___ Extracted data

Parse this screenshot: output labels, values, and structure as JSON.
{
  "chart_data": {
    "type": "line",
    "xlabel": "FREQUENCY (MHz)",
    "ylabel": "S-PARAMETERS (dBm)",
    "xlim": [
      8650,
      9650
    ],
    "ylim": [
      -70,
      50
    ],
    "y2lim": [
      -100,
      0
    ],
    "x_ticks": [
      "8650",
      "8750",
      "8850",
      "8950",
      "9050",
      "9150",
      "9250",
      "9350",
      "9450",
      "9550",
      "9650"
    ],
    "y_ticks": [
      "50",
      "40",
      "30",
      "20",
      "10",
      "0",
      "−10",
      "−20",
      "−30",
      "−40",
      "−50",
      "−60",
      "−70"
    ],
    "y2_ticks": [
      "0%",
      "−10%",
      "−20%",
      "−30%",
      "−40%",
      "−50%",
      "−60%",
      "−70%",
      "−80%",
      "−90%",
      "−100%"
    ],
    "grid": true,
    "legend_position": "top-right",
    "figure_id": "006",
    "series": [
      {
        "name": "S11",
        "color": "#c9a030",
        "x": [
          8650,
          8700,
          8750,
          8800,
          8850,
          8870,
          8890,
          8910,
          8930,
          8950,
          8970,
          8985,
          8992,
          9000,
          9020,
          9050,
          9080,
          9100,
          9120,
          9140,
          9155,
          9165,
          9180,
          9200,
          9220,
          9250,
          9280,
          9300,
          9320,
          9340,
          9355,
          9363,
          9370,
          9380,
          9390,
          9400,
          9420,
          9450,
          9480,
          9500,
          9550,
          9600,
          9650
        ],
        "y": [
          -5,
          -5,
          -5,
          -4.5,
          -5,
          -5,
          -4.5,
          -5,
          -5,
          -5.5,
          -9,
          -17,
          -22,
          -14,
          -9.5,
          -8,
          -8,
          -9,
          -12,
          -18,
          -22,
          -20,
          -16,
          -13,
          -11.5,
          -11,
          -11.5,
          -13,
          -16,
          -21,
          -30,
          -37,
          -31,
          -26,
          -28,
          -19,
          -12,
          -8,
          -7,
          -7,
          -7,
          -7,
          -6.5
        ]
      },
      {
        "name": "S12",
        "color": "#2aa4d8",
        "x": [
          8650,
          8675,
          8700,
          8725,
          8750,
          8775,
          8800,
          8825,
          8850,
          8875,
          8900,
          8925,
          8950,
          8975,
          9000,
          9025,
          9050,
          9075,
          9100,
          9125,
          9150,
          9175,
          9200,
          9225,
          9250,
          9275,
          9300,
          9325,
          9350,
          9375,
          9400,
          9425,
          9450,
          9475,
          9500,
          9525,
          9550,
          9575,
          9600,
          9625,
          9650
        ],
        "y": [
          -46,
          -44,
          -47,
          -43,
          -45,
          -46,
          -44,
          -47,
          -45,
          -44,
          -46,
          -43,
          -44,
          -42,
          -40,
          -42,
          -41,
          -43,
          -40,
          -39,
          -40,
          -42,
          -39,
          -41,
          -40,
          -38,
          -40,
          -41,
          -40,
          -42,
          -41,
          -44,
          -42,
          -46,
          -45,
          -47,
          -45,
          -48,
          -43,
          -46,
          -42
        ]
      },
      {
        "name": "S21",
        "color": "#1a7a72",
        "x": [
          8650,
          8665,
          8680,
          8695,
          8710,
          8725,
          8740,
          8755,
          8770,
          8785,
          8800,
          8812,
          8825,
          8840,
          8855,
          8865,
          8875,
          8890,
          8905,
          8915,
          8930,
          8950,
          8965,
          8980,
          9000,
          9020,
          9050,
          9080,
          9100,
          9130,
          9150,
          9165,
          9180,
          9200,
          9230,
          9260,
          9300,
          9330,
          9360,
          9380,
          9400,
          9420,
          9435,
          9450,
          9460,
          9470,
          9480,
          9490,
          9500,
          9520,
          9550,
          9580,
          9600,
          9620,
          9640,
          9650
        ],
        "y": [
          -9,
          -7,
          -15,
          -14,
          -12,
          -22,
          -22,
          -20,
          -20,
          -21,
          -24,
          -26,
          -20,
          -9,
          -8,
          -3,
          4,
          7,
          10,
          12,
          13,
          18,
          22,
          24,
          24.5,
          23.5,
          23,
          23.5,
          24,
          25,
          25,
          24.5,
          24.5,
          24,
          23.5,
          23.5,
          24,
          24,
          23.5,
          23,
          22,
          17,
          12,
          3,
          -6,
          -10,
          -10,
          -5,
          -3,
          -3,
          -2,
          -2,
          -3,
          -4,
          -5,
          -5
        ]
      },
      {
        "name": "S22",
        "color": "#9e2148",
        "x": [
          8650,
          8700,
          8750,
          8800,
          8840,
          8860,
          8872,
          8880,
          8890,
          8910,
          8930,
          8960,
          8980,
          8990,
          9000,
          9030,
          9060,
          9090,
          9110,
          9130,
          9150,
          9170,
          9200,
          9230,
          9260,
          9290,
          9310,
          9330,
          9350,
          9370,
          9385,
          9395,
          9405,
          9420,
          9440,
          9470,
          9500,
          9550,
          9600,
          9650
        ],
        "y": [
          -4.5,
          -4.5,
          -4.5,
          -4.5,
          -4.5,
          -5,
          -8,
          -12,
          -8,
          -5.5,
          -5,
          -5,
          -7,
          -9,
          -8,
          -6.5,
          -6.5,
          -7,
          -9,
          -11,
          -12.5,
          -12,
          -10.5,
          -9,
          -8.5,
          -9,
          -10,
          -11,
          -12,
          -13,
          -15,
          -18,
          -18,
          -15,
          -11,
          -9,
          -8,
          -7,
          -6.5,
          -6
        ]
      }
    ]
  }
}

______

Task instructions ->
Go through the records and show every line with the string "color" in it.

Problem solution ->
        "color": "#c9a030",
        "color": "#2aa4d8",
        "color": "#1a7a72",
        "color": "#9e2148",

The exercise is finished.